Data supplied –
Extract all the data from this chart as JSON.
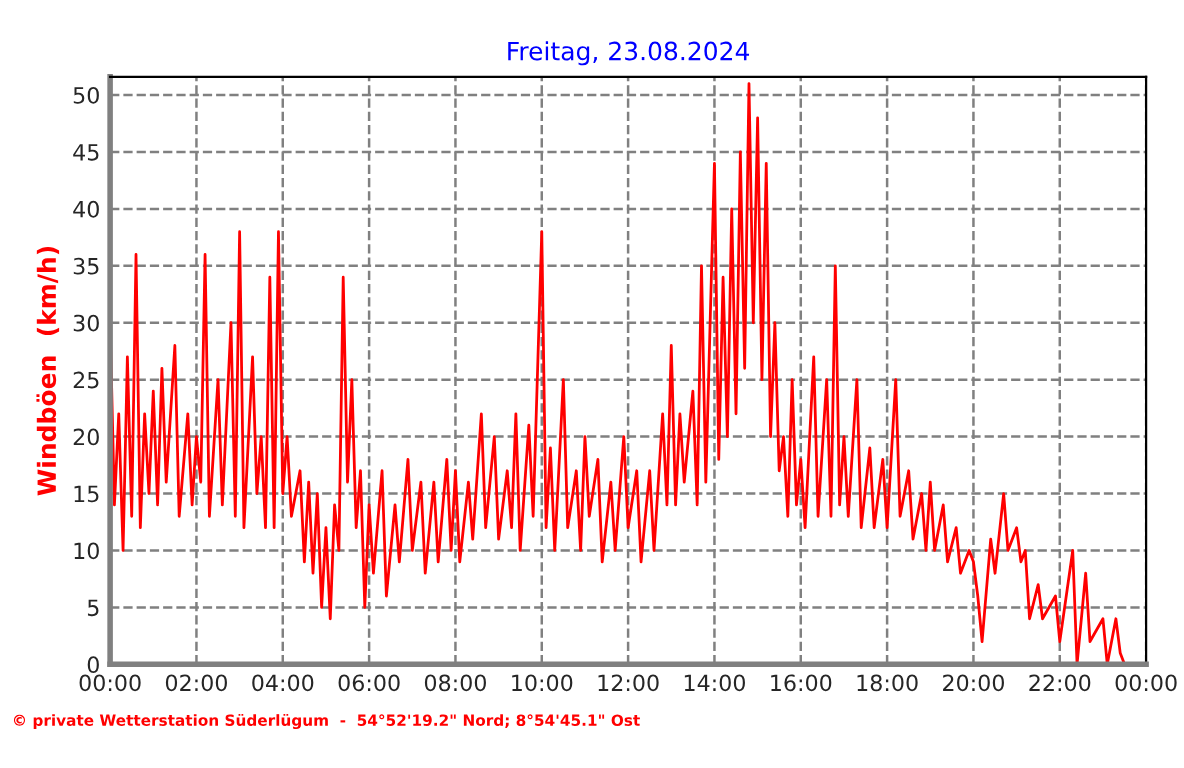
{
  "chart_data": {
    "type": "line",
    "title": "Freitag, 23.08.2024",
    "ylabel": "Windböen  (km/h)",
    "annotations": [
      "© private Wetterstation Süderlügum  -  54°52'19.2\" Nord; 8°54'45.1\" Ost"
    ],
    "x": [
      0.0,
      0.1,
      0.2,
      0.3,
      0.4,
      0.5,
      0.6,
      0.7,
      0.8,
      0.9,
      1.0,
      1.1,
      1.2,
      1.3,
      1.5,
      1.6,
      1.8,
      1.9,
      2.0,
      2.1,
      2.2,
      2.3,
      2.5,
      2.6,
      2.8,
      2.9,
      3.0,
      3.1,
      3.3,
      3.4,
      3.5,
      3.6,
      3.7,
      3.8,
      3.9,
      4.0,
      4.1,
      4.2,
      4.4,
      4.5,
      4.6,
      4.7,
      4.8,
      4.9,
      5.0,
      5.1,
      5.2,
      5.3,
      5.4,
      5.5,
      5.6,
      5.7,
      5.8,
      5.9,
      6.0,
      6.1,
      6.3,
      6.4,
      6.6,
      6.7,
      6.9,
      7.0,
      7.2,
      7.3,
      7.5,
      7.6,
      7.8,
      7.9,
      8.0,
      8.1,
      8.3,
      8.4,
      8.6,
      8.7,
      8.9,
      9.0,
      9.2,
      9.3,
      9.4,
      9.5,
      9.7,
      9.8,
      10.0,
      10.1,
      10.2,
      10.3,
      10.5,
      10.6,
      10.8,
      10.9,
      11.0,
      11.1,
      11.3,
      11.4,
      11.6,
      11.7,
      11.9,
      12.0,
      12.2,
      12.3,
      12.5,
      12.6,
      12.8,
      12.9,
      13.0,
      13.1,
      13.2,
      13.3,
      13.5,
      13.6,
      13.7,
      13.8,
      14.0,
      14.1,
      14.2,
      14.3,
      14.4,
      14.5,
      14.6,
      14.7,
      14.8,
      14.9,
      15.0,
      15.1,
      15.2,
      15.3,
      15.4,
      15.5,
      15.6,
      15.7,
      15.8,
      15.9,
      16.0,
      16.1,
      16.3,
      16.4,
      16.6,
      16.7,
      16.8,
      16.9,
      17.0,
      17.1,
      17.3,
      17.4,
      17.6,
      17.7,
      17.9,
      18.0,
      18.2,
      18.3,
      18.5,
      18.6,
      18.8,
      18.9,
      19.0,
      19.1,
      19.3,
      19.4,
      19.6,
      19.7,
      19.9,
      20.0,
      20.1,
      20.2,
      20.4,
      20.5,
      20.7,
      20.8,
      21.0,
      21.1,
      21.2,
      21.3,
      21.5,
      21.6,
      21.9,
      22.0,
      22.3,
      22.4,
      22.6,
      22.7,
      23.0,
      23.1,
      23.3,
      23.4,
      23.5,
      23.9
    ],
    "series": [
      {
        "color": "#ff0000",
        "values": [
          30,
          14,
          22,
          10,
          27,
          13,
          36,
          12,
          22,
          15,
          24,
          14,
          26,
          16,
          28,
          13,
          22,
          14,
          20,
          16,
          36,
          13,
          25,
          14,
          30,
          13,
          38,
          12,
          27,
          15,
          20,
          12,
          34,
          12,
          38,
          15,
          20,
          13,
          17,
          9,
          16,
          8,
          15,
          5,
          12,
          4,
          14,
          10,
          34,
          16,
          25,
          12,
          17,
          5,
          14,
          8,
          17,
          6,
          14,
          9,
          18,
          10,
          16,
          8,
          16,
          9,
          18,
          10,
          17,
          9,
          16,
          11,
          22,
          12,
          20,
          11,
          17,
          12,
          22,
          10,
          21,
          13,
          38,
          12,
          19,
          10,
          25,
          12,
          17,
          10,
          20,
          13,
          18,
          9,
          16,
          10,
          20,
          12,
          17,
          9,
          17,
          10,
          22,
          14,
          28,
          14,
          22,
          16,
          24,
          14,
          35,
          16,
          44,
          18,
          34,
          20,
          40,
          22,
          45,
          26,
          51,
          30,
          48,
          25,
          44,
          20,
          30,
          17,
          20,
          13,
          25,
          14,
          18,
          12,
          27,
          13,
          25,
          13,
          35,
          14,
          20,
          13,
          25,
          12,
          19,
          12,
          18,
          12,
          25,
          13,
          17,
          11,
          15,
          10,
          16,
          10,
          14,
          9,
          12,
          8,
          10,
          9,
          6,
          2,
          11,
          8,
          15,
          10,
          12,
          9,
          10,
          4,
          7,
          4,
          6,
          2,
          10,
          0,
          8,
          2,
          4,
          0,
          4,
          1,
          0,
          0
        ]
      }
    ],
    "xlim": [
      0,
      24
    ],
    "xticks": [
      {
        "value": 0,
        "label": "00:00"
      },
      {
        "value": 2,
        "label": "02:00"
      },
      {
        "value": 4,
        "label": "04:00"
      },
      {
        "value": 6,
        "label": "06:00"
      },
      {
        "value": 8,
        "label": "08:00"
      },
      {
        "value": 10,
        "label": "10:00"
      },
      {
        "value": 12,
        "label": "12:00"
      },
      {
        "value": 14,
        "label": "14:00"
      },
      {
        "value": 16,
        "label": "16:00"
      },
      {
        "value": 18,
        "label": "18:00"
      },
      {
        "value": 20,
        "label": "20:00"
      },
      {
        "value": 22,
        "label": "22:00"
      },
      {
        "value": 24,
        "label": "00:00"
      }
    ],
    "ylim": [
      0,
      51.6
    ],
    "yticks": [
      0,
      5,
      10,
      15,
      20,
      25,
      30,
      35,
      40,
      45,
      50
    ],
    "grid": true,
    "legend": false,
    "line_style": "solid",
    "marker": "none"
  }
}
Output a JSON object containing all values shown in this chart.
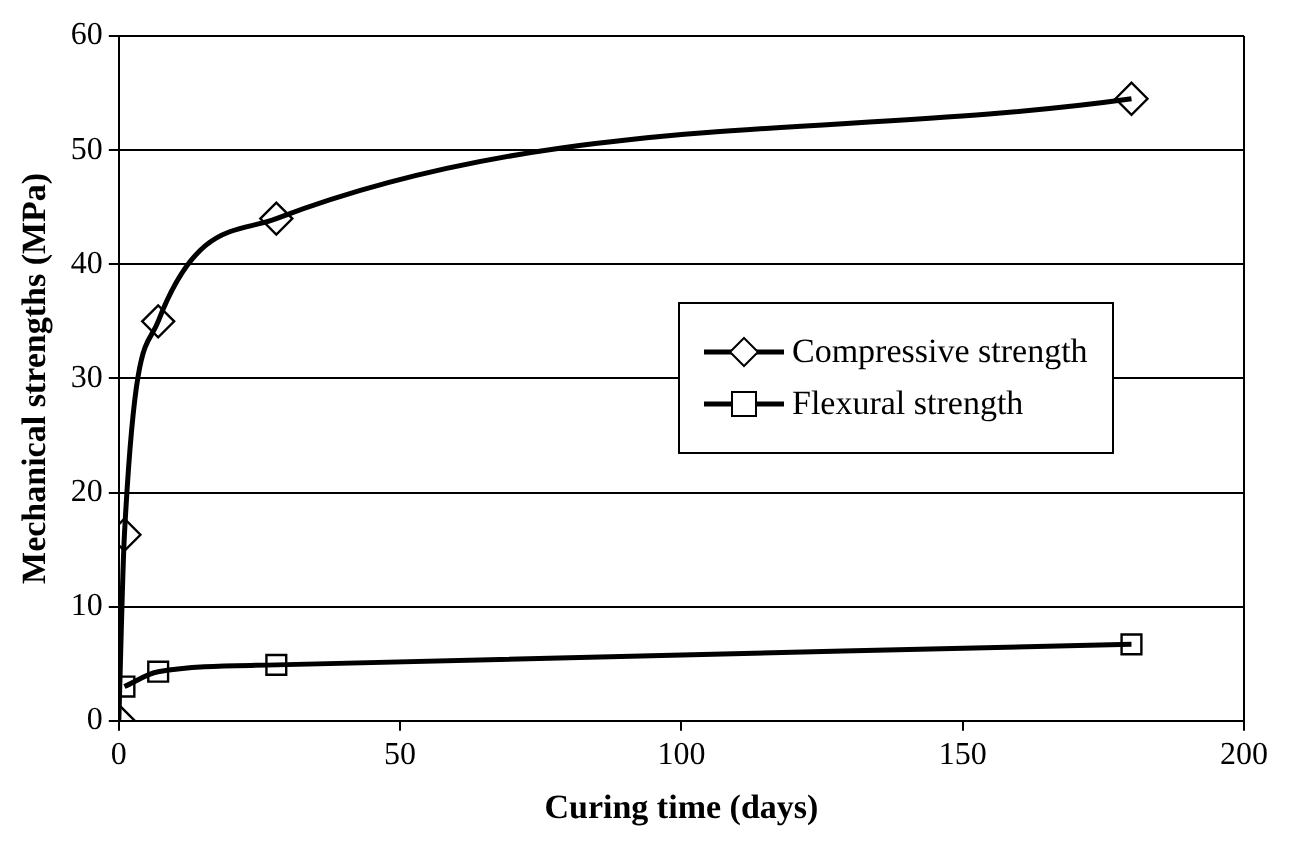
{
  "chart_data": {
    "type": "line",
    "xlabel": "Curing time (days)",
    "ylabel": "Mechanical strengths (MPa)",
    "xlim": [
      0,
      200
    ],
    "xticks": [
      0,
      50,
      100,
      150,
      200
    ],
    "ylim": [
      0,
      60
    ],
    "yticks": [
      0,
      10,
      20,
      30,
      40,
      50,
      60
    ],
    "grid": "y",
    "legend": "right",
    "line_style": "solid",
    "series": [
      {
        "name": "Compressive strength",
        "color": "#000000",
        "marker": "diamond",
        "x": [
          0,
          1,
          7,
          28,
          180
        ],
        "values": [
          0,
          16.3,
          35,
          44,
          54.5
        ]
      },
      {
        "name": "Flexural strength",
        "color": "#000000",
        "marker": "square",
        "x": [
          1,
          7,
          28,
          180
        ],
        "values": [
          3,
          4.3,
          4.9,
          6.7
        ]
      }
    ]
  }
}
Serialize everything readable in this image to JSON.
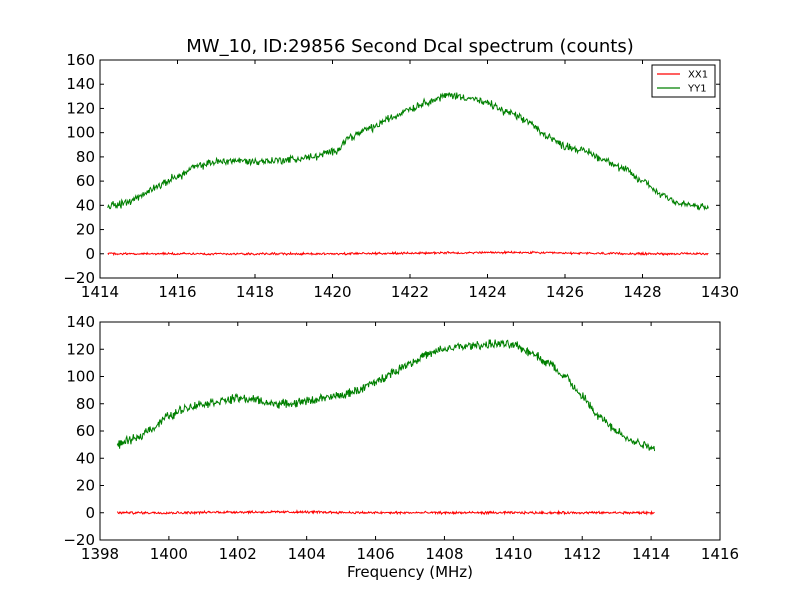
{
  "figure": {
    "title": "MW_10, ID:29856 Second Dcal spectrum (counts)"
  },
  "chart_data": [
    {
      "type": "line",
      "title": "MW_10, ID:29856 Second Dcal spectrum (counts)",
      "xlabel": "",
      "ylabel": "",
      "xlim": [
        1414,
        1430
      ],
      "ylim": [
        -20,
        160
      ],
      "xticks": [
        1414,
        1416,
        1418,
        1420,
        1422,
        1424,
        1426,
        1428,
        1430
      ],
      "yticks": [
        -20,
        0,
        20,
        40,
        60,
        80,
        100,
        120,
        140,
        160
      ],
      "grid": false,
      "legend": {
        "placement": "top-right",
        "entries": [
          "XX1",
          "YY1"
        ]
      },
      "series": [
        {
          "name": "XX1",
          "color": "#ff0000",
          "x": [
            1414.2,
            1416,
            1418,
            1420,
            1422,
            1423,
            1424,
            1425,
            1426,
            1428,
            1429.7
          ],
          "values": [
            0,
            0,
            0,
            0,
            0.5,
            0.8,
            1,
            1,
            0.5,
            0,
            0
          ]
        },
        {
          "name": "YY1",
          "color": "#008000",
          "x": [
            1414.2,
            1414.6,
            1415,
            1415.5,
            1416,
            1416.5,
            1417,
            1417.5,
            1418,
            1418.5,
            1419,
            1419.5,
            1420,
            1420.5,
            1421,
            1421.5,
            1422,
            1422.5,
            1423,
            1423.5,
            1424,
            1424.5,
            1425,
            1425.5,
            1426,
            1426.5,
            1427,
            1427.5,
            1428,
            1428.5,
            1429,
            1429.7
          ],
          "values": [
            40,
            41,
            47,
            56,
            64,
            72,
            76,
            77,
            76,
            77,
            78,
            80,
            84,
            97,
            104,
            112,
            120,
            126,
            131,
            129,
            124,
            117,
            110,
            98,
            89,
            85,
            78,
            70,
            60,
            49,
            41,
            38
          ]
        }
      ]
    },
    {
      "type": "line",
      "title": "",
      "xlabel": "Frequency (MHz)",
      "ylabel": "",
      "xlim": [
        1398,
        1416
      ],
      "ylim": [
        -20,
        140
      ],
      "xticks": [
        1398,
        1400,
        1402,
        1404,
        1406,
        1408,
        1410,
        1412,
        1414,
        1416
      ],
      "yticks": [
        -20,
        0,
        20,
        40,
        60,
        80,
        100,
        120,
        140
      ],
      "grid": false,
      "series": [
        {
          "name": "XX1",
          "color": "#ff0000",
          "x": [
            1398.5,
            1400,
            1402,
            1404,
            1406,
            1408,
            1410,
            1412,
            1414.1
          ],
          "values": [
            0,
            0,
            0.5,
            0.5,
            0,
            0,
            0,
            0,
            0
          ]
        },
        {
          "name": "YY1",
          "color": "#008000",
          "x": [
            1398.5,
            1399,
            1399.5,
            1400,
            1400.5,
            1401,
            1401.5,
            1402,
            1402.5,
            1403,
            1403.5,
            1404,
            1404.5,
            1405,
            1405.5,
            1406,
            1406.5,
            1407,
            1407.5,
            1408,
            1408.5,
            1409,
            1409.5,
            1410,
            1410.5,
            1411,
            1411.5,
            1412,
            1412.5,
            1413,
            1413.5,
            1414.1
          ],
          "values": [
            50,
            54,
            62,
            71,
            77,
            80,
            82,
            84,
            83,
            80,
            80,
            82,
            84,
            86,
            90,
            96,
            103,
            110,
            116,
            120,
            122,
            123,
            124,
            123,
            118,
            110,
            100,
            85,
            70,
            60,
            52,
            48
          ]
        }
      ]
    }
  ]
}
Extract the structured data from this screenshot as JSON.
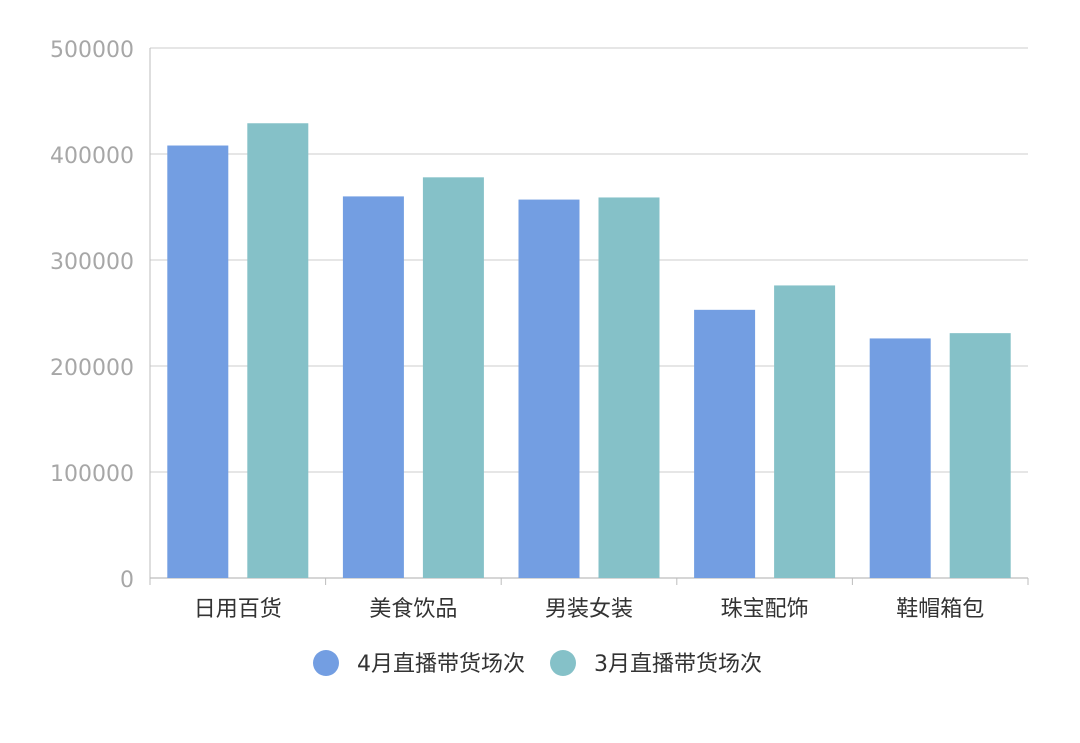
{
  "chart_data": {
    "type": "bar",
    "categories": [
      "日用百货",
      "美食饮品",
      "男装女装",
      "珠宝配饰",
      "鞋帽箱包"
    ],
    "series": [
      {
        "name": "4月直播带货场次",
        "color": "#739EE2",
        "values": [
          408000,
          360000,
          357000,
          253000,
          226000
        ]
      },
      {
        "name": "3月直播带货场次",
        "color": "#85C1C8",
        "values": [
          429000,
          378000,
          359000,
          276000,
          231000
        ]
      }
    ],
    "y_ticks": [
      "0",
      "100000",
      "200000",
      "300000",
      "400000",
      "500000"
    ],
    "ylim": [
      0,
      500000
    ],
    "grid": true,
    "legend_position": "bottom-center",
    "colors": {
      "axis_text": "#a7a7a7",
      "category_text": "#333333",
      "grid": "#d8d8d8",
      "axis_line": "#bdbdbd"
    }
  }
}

Description of the task – From the listing above, collect each line in which the string "this" appears.

Full answer –
Extract all the data from this chart as JSON.
Output a JSON object containing all values shown in this chart.
Serialize everything readable in this image to JSON.
Extract the structured data from this screenshot as JSON.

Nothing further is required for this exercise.